TASK DETAILS.
Copy out the entries starting with the line that contains "List UI elements" and continuing through the line that contains "x-year-label: 05 xyxy=(190,547,209,565)", both included, with nothing changed.

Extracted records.
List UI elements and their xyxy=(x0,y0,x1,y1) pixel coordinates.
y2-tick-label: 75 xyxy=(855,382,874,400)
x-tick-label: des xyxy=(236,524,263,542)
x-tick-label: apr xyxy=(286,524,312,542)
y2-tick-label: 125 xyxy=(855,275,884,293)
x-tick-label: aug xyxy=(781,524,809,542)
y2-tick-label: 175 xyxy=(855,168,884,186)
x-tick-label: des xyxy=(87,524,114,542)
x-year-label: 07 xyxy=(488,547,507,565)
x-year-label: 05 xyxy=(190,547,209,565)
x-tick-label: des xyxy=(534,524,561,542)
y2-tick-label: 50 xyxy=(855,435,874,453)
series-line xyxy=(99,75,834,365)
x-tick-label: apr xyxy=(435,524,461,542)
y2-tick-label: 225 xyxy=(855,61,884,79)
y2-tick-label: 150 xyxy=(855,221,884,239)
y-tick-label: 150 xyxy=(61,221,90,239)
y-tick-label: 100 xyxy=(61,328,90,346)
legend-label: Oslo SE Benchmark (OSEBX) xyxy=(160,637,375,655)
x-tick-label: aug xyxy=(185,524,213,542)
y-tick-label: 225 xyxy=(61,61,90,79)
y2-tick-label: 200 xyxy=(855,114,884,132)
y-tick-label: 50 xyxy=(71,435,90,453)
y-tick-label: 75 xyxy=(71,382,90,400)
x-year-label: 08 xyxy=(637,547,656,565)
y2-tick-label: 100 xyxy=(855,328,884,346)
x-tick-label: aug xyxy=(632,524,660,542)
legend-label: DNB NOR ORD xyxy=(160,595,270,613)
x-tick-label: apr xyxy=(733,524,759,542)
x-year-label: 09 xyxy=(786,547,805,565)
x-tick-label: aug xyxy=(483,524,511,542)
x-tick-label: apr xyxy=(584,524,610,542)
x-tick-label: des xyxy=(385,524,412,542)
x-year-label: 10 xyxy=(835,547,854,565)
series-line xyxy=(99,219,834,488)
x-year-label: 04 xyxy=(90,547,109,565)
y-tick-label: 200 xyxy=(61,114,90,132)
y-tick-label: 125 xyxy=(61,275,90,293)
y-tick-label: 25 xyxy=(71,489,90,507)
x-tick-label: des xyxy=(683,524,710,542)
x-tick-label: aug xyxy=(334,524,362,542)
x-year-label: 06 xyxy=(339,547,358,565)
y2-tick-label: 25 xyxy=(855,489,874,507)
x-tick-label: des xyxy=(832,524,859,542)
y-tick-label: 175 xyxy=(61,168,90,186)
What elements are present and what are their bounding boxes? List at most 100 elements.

* * *

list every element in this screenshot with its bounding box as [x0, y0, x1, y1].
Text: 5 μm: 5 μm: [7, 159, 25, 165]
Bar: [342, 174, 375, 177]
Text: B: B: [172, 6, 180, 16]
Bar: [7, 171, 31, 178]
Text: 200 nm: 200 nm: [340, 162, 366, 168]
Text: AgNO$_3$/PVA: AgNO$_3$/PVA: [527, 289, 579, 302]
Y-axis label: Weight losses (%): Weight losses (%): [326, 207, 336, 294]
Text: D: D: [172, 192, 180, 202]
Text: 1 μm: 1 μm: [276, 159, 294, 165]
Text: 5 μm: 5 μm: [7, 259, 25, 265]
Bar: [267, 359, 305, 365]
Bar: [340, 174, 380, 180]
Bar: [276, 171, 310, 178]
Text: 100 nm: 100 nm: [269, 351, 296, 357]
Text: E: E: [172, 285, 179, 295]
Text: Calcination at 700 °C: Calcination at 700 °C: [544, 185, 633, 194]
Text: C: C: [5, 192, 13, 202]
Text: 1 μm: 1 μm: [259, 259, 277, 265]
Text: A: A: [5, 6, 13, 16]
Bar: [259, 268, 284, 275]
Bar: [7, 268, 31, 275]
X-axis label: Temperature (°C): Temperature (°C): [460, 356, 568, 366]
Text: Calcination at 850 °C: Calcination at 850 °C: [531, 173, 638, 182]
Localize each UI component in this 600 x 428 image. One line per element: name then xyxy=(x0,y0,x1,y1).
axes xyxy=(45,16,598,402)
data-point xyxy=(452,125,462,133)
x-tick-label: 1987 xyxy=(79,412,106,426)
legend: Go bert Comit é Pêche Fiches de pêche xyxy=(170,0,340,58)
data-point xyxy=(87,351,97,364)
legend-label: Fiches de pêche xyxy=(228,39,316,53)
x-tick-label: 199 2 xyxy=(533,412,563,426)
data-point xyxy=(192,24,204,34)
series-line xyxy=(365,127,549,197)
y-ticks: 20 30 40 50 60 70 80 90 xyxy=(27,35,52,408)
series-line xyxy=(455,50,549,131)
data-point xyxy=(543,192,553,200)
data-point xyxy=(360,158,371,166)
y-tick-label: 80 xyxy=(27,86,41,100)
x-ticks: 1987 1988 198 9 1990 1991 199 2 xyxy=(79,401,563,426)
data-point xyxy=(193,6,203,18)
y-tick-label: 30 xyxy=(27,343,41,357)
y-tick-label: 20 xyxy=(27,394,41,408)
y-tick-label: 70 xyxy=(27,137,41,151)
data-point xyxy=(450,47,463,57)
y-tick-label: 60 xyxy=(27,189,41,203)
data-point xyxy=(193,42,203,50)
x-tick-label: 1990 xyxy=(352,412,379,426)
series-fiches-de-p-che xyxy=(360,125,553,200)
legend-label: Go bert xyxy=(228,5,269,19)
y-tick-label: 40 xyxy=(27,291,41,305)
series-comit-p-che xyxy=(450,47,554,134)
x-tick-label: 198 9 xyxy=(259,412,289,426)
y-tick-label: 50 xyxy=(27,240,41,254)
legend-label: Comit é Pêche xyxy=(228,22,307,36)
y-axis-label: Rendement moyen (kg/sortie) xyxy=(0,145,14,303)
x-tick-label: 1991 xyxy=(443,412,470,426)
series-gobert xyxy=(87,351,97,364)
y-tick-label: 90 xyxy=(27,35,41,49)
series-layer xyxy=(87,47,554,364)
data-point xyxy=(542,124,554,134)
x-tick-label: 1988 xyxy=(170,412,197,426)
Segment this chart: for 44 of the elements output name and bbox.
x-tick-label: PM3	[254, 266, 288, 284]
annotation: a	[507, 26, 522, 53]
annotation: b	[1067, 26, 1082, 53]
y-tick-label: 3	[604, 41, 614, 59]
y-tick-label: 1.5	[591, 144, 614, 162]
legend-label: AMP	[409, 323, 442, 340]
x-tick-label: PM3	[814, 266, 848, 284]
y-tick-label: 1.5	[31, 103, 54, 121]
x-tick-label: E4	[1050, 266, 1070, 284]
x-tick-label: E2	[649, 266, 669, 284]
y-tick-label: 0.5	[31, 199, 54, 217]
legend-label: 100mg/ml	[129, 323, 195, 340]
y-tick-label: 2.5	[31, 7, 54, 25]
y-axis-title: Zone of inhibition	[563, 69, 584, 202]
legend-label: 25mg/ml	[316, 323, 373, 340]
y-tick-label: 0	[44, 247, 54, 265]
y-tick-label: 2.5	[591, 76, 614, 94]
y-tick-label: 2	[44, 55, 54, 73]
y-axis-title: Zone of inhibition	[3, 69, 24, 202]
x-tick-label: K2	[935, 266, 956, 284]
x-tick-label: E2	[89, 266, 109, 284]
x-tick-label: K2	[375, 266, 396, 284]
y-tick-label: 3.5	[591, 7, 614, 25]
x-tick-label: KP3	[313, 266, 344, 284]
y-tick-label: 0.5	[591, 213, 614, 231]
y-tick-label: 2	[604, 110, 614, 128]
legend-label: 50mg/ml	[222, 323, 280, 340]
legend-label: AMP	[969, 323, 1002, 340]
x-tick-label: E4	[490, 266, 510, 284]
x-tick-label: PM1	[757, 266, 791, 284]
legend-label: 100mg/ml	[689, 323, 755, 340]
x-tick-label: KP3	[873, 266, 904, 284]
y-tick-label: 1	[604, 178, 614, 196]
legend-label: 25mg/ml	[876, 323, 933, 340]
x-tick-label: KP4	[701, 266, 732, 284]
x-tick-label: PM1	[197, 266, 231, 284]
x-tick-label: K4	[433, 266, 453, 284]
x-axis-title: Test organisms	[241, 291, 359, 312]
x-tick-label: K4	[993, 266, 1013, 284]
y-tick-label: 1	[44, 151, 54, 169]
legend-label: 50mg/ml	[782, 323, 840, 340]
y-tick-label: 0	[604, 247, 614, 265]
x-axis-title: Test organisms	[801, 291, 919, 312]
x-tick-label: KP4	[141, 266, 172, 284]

TASK RESULT.
List UI elements and their xyxy=(x0,y0,x1,y1) pixel coordinates.
y2-tick-label: 75 xyxy=(855,382,874,400)
x-tick-label: des xyxy=(236,524,263,542)
x-tick-label: apr xyxy=(286,524,312,542)
y2-tick-label: 125 xyxy=(855,275,884,293)
x-tick-label: aug xyxy=(781,524,809,542)
y2-tick-label: 175 xyxy=(855,168,884,186)
x-tick-label: des xyxy=(87,524,114,542)
x-year-label: 07 xyxy=(488,547,507,565)
x-year-label: 05 xyxy=(190,547,209,565)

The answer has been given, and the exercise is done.